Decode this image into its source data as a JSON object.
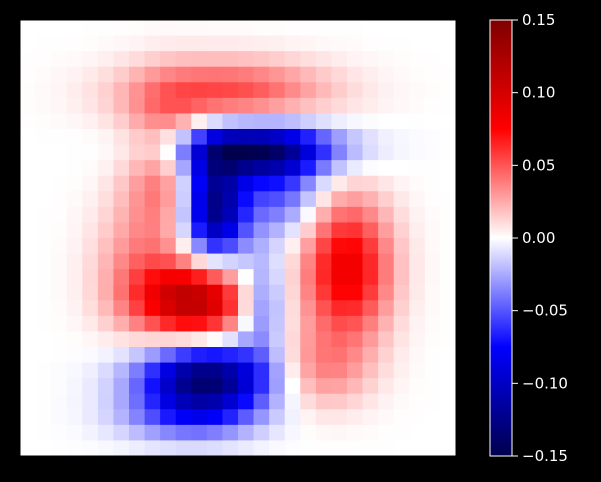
{
  "figure": {
    "background": "#000000",
    "axes_background": "#ffffff",
    "text_color": "#ffffff"
  },
  "chart_data": {
    "type": "heatmap",
    "title": "",
    "xlabel": "",
    "ylabel": "",
    "colormap": "seismic",
    "grid": false,
    "x_ticks_visible": false,
    "y_ticks_visible": false,
    "colorbar": {
      "vmin": -0.15,
      "vmax": 0.15,
      "ticks": [
        0.15,
        0.1,
        0.05,
        0.0,
        -0.05,
        -0.1,
        -0.15
      ],
      "tick_labels": [
        "0.15",
        "0.10",
        "0.05",
        "0.00",
        "−0.05",
        "−0.10",
        "−0.15"
      ]
    },
    "nrows": 28,
    "ncols": 28,
    "grid_blobs": [
      {
        "row": 4.2,
        "col": 12.8,
        "srow": 1.5,
        "scol": 4.5,
        "value": 0.055
      },
      {
        "row": 9.0,
        "col": 8.8,
        "srow": 3.2,
        "scol": 1.8,
        "value": 0.045
      },
      {
        "row": 15.5,
        "col": 7.0,
        "srow": 3.0,
        "scol": 2.0,
        "value": 0.03
      },
      {
        "row": 17.5,
        "col": 10.8,
        "srow": 1.7,
        "scol": 2.5,
        "value": 0.115
      },
      {
        "row": 15.5,
        "col": 20.5,
        "srow": 3.2,
        "scol": 2.0,
        "value": 0.085
      },
      {
        "row": 22.0,
        "col": 18.5,
        "srow": 1.8,
        "scol": 2.3,
        "value": 0.035
      },
      {
        "row": 7.8,
        "col": 14.5,
        "srow": 1.2,
        "scol": 3.6,
        "value": -0.13
      },
      {
        "row": 11.5,
        "col": 12.0,
        "srow": 2.4,
        "scol": 1.4,
        "value": -0.13
      },
      {
        "row": 10.5,
        "col": 16.2,
        "srow": 2.0,
        "scol": 1.8,
        "value": -0.05
      },
      {
        "row": 17.8,
        "col": 15.0,
        "srow": 2.2,
        "scol": 1.1,
        "value": -0.055
      },
      {
        "row": 22.5,
        "col": 11.5,
        "srow": 1.5,
        "scol": 3.0,
        "value": -0.135
      },
      {
        "row": 25.0,
        "col": 10.5,
        "srow": 1.1,
        "scol": 3.0,
        "value": -0.05
      }
    ]
  }
}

-------------------------

* _Problem to solve_
Tally the lines of the data that hold the string "ffffff". Answer with the number and nothing more.

* _Output of the exercise_
2